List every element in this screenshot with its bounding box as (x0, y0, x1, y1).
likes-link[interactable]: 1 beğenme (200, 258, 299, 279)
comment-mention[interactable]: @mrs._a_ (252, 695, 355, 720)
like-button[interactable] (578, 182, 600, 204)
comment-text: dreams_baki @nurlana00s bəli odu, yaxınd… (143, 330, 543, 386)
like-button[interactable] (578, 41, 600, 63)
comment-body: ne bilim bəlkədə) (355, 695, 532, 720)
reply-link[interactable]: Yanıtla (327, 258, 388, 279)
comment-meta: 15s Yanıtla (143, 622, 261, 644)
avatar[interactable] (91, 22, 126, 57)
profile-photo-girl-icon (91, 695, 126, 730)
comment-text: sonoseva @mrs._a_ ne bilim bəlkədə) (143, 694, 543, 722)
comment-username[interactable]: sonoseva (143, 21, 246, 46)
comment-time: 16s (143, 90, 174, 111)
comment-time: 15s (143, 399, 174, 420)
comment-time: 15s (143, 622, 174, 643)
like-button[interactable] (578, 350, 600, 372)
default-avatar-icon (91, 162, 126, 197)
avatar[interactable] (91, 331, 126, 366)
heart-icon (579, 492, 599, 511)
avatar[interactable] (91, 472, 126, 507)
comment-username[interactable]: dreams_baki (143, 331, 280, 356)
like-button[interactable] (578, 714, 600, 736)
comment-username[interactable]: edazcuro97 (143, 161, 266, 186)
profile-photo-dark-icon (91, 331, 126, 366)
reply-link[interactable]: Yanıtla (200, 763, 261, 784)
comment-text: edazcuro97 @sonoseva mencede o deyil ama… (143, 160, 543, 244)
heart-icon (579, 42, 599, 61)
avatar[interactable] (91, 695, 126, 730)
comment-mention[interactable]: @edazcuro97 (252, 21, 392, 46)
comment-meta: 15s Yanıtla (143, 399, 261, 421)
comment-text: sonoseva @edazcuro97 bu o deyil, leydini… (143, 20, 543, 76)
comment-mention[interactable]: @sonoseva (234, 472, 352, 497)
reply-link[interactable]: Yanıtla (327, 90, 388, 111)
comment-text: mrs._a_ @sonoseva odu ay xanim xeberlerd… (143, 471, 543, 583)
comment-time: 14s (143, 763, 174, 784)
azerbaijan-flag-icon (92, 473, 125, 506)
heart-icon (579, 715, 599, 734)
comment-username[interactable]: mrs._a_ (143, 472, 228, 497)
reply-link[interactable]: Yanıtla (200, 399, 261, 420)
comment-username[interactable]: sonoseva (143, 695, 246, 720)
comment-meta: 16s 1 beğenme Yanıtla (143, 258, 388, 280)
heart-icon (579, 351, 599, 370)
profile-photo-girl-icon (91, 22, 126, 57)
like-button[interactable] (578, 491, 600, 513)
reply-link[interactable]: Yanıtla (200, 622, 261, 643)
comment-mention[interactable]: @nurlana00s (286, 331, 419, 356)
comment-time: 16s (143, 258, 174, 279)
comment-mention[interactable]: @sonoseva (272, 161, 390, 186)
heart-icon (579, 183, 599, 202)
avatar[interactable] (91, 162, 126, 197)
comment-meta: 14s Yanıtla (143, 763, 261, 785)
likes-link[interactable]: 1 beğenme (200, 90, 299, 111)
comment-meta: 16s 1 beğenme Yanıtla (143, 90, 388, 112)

* [Set task]: Turn every line of the records above into a Markdown table with the columns Row and Record, numbering each line in order. Leave out blank lines.

* [Correct response]:
| Row | Record |
|---|---|
| 1 | List every element in this screenshot with its bounding box as (x0, y0, x1, y1). |
| 2 | likes-link[interactable]: 1 beğenme (200, 258, 299, 279) |
| 3 | comment-mention[interactable]: @mrs._a_ (252, 695, 355, 720) |
| 4 | like-button[interactable] (578, 182, 600, 204) |
| 5 | comment-text: dreams_baki @nurlana00s bəli odu, yaxınd… (143, 330, 543, 386) |
| 6 | like-button[interactable] (578, 41, 600, 63) |
| 7 | comment-body: ne bilim bəlkədə) (355, 695, 532, 720) |
| 8 | reply-link[interactable]: Yanıtla (327, 258, 388, 279) |
| 9 | comment-meta: 15s Yanıtla (143, 622, 261, 644) |
| 10 | avatar[interactable] (91, 22, 126, 57) |
| 11 | profile-photo-girl-icon (91, 695, 126, 730) |
| 12 | comment-text: sonoseva @mrs._a_ ne bilim bəlkədə) (143, 694, 543, 722) |
| 13 | comment-username[interactable]: sonoseva (143, 21, 246, 46) |
| 14 | comment-time: 16s (143, 90, 174, 111) |
| 15 | comment-time: 15s (143, 399, 174, 420) |
| 16 | comment-time: 15s (143, 622, 174, 643) |
| 17 | like-button[interactable] (578, 350, 600, 372) |
| 18 | default-avatar-icon (91, 162, 126, 197) |
| 19 | avatar[interactable] (91, 331, 126, 366) |
| 20 | heart-icon (579, 492, 599, 511) |
| 21 | avatar[interactable] (91, 472, 126, 507) |
| 22 | comment-username[interactable]: dreams_baki (143, 331, 280, 356) |
| 23 | like-button[interactable] (578, 714, 600, 736) |
| 24 | comment-username[interactable]: edazcuro97 (143, 161, 266, 186) |
| 25 | profile-photo-dark-icon (91, 331, 126, 366) |
| 26 | reply-link[interactable]: Yanıtla (200, 763, 261, 784) |
| 27 | comment-text: edazcuro97 @sonoseva mencede o deyil ama… (143, 160, 543, 244) |
| 28 | heart-icon (579, 42, 599, 61) |
| 29 | avatar[interactable] (91, 695, 126, 730) |
| 30 | comment-mention[interactable]: @edazcuro97 (252, 21, 392, 46) |
| 31 | comment-meta: 15s Yanıtla (143, 399, 261, 421) |
| 32 | comment-text: sonoseva @edazcuro97 bu o deyil, leydini… (143, 20, 543, 76) |
| 33 | comment-mention[interactable]: @sonoseva (234, 472, 352, 497) |
| 34 | reply-link[interactable]: Yanıtla (327, 90, 388, 111) |
| 35 | comment-text: mrs._a_ @sonoseva odu ay xanim xeberlerd… (143, 471, 543, 583) |
| 36 | comment-time: 14s (143, 763, 174, 784) |
| 37 | azerbaijan-flag-icon (92, 473, 125, 506) |
| 38 | heart-icon (579, 715, 599, 734) |
| 39 | comment-username[interactable]: mrs._a_ (143, 472, 228, 497) |
| 40 | reply-link[interactable]: Yanıtla (200, 399, 261, 420) |
| 41 | comment-username[interactable]: sonoseva (143, 695, 246, 720) |
| 42 | comment-meta: 16s 1 beğenme Yanıtla (143, 258, 388, 280) |
| 43 | heart-icon (579, 351, 599, 370) |
| 44 | profile-photo-girl-icon (91, 22, 126, 57) |
| 45 | like-button[interactable] (578, 491, 600, 513) |
| 46 | reply-link[interactable]: Yanıtla (200, 622, 261, 643) |
| 47 | comment-mention[interactable]: @nurlana00s (286, 331, 419, 356) |
| 48 | comment-time: 16s (143, 258, 174, 279) |
| 49 | comment-mention[interactable]: @sonoseva (272, 161, 390, 186) |
| 50 | heart-icon (579, 183, 599, 202) |
| 51 | avatar[interactable] (91, 162, 126, 197) |
| 52 | comment-meta: 14s Yanıtla (143, 763, 261, 785) |
| 53 | likes-link[interactable]: 1 beğenme (200, 90, 299, 111) |
| 54 | comment-meta: 16s 1 beğenme Yanıtla (143, 90, 388, 112) |